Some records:
○ ○ ○
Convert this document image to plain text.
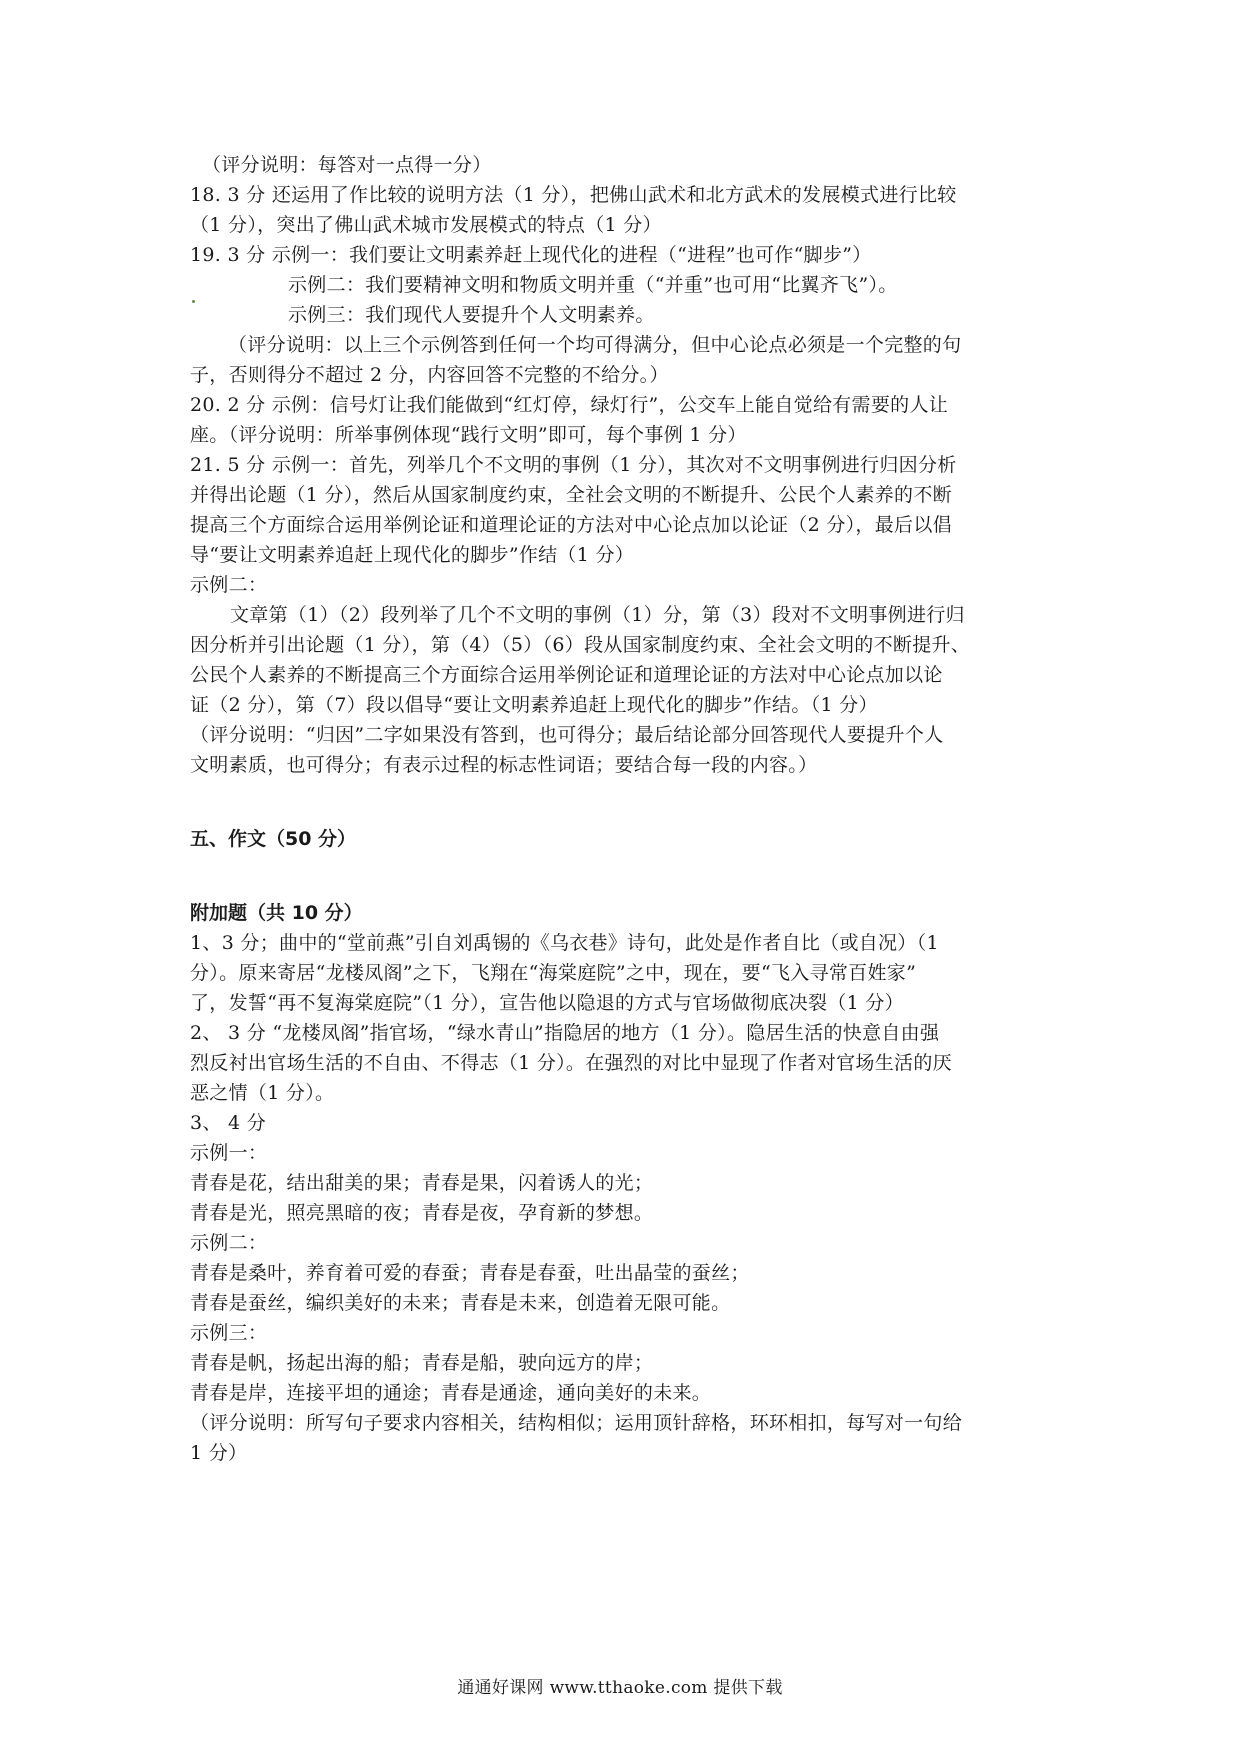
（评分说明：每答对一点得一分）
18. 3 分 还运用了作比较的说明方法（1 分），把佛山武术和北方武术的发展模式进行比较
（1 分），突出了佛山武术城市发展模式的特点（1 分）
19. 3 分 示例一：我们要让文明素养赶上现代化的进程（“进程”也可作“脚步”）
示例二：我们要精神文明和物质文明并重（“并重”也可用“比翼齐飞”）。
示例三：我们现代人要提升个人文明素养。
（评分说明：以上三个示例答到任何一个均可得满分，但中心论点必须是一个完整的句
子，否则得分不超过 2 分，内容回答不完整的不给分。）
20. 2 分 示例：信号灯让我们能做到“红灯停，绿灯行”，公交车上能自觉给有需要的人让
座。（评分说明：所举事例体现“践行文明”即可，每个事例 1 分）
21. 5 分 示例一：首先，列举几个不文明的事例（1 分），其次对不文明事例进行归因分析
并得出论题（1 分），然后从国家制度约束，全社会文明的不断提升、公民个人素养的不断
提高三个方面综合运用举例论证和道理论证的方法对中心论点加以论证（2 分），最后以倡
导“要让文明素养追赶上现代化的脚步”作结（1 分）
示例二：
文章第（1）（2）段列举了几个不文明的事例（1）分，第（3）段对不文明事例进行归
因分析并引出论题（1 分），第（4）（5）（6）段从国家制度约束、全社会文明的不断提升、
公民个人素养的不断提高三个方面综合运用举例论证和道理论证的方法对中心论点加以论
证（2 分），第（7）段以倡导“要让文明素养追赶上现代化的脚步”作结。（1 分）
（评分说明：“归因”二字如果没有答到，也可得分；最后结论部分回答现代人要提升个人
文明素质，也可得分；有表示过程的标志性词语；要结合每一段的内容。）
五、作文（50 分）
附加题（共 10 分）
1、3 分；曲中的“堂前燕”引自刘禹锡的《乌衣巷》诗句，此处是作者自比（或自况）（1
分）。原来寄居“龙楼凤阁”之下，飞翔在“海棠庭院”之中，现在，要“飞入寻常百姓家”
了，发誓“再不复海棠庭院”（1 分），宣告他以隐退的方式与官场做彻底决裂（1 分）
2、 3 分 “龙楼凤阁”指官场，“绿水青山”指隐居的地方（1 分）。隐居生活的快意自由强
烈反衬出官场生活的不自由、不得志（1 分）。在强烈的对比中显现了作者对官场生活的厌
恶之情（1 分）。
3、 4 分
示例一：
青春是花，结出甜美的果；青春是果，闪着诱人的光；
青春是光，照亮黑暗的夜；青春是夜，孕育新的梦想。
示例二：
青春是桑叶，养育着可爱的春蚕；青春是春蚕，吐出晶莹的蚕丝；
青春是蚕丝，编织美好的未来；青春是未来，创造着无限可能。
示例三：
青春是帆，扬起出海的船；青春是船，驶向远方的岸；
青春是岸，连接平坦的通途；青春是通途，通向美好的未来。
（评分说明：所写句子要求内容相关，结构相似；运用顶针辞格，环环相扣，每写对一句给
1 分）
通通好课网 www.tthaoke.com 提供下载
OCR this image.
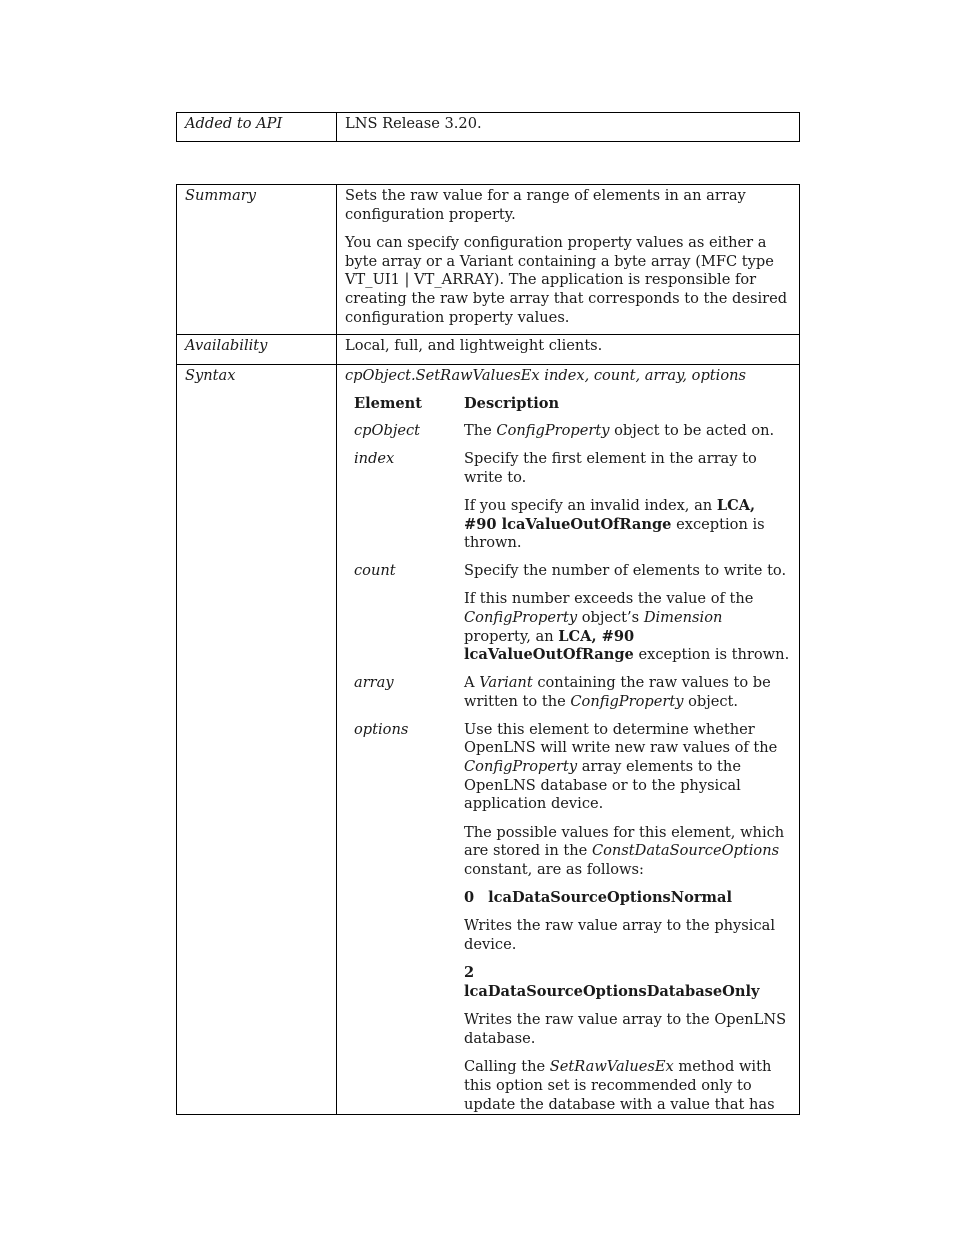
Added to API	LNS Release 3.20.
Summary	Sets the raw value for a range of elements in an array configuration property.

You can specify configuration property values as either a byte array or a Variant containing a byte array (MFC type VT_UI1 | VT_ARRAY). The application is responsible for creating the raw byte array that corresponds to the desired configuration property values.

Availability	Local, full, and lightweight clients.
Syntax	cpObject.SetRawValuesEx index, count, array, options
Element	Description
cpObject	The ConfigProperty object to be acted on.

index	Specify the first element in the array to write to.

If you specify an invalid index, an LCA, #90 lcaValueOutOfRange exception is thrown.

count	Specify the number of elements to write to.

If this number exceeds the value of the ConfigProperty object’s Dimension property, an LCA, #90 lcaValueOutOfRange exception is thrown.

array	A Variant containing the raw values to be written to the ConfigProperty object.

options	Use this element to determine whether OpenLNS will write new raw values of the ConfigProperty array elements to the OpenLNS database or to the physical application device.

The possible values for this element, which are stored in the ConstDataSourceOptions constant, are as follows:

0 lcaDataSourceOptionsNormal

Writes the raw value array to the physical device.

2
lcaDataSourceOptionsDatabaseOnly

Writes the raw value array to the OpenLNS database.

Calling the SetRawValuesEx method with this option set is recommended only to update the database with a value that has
○ ○ ○
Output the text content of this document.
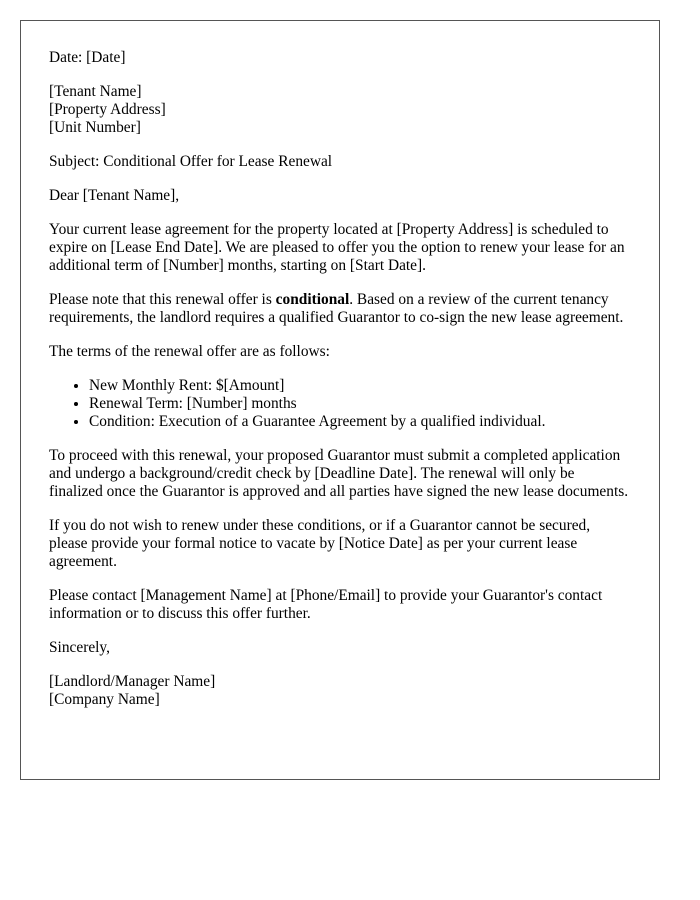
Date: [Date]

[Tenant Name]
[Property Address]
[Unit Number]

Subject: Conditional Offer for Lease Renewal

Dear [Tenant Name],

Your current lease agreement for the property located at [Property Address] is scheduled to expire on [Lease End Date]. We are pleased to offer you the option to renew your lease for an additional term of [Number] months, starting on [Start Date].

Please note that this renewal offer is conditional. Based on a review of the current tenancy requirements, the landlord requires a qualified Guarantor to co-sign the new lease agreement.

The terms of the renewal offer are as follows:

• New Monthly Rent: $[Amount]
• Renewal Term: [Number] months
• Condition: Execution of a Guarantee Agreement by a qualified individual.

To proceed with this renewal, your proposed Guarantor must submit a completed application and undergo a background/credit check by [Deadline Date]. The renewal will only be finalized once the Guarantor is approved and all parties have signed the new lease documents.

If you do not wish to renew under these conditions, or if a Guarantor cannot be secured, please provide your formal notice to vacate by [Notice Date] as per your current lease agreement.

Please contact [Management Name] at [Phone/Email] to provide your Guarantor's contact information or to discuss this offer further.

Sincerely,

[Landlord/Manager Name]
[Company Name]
○ ○ ○
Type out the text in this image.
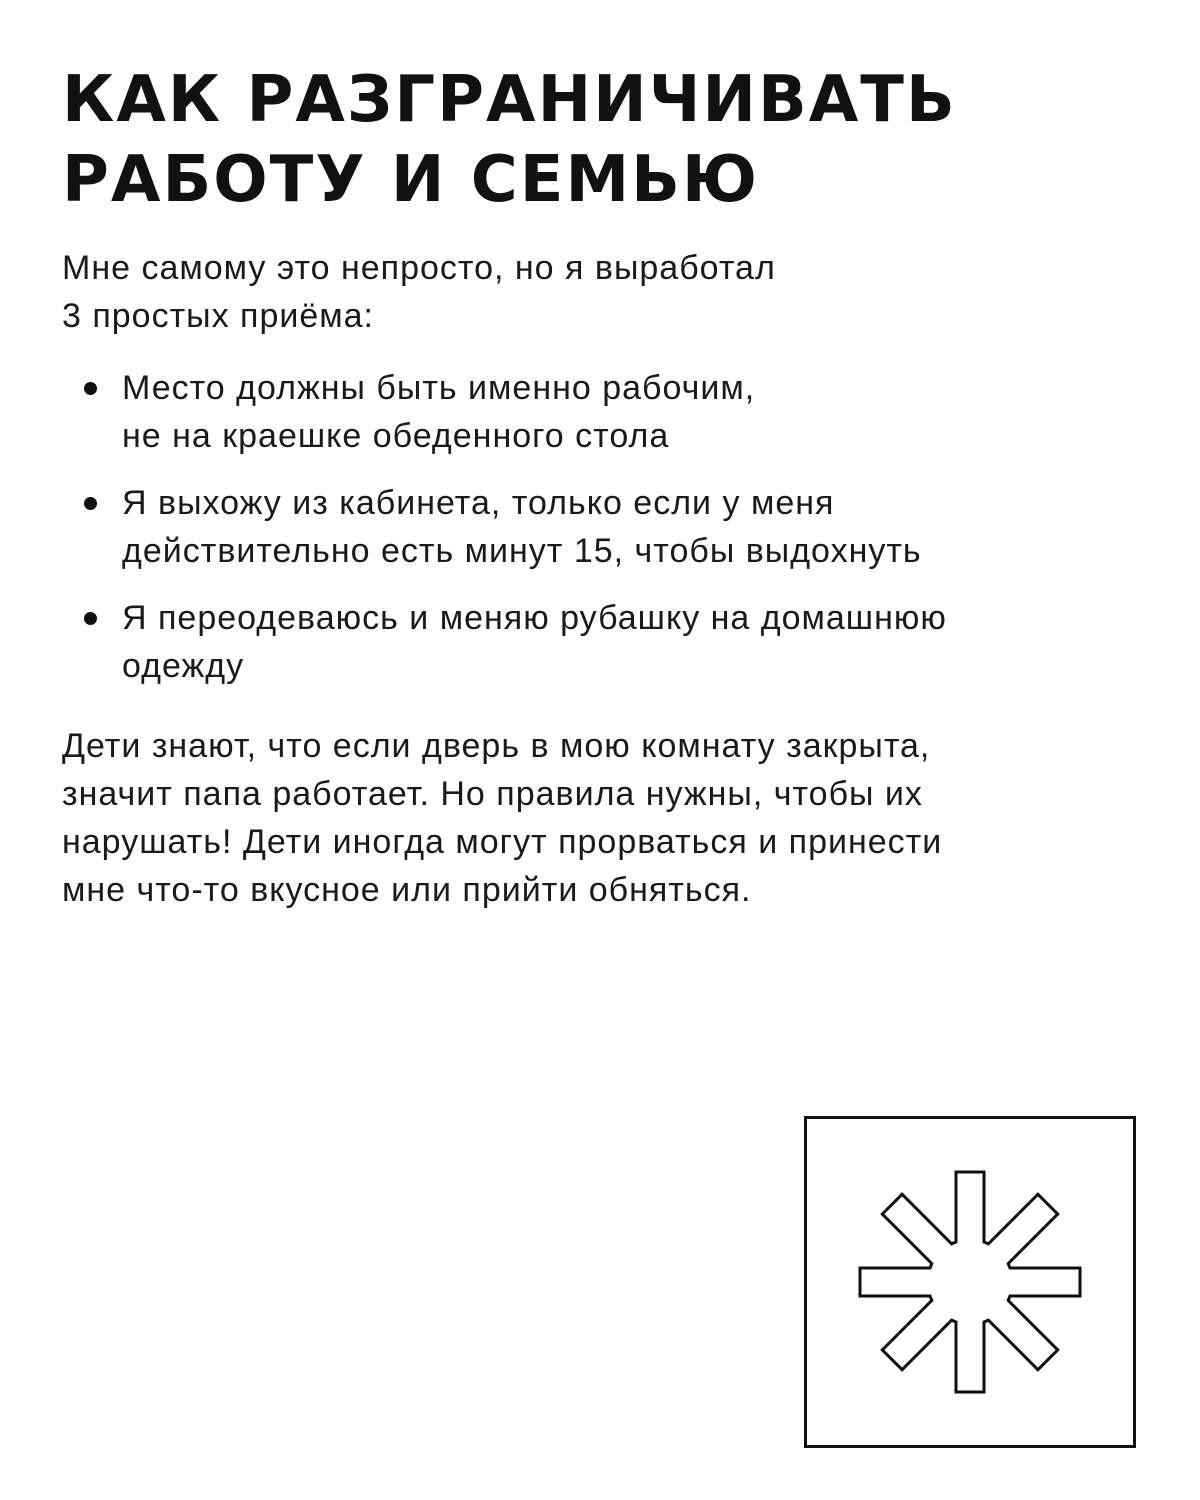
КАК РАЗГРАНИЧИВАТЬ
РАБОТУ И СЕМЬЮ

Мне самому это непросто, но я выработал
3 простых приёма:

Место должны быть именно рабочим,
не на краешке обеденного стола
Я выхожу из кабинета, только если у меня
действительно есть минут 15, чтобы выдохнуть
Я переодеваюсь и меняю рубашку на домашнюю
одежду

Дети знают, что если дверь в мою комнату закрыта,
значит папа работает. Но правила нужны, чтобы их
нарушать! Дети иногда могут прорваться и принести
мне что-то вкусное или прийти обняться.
○ ○ ○
:: STATED PROBLEM ::
Determine how many lines in the records contain "Name", and reply with the number only.

:: OUTPUT ::
5